**Goal of the exercise:**
Wherever the string "Licenciatura" occurs in a line of these records, report that line.

**Source records:**
⁂

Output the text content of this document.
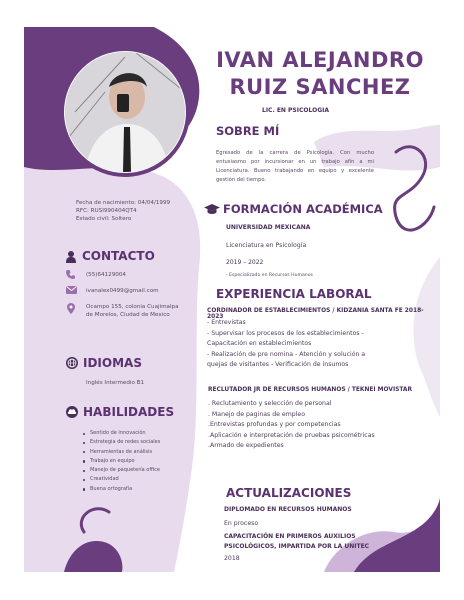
IVAN ALEJANDRO
RUIZ SANCHEZ
LIC. EN PSICOLOGIA
SOBRE MÍ
Egresado de la carrera de Psicología. Con mucho entusiasmo por incursionar en un trabajo afín a mi Licenciatura. Bueno trabajando en equipo y excelente gestión del tiempo.
Fecha de nacimiento: 04/04/1999
RFC: RUSI990404QT4
Estado civil: Soltero
CONTACTO
(55)64129004
ivanalex0499@gmail.com
Ocampo 155, colonia Cuajimalpa de Morelos, Ciudad de Mexico
IDIOMAS
Inglés Intermedio B1
HABILIDADES
Sentido de innovación
Estrategia de redes sociales
Herramientas de análisis
Trabajo en equipo
Manejo de paquetería office
Creatividad
Buena ortografía
FORMACIÓN ACADÉMICA
UNIVERSIDAD MEXICANA
Licenciatura en Psicología
2019 – 2022
- Especializado en Recursos Humanos
EXPERIENCIA LABORAL
CORDINADOR DE ESTABLECIMIENTOS / KIDZANIA SANTA FE 2018-2023
- Entrevistas
- Supervisar los procesos de los establecimientos -
Capacitación en establecimientos
- Realización de pre nomina - Atención y solución a
quejas de visitantes - Verificación de insumos
RECLUTADOR JR DE RECURSOS HUMANOS / TEKNEI MOVISTAR
. Reclutamiento y selección de personal
. Manejo de paginas de empleo
.Entrevistas profundas y por competencias
.Aplicación e interpretación de pruebas psicométricas
.Armado de expedientes
ACTUALIZACIONES
DIPLOMADO EN RECURSOS HUMANOS
En proceso
CAPACITACIÓN EN PRIMEROS AUXILIOS
PSICOLÓGICOS, IMPARTIDA POR LA UNITEC
2018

⁂

**Answer for the task:**
Egresado de la carrera de Psicología. Con mucho entusiasmo por incursionar en un trabajo afín a mi Licenciatura. Bueno trabajando en equipo y excelente gestión del tiempo.
Licenciatura en Psicología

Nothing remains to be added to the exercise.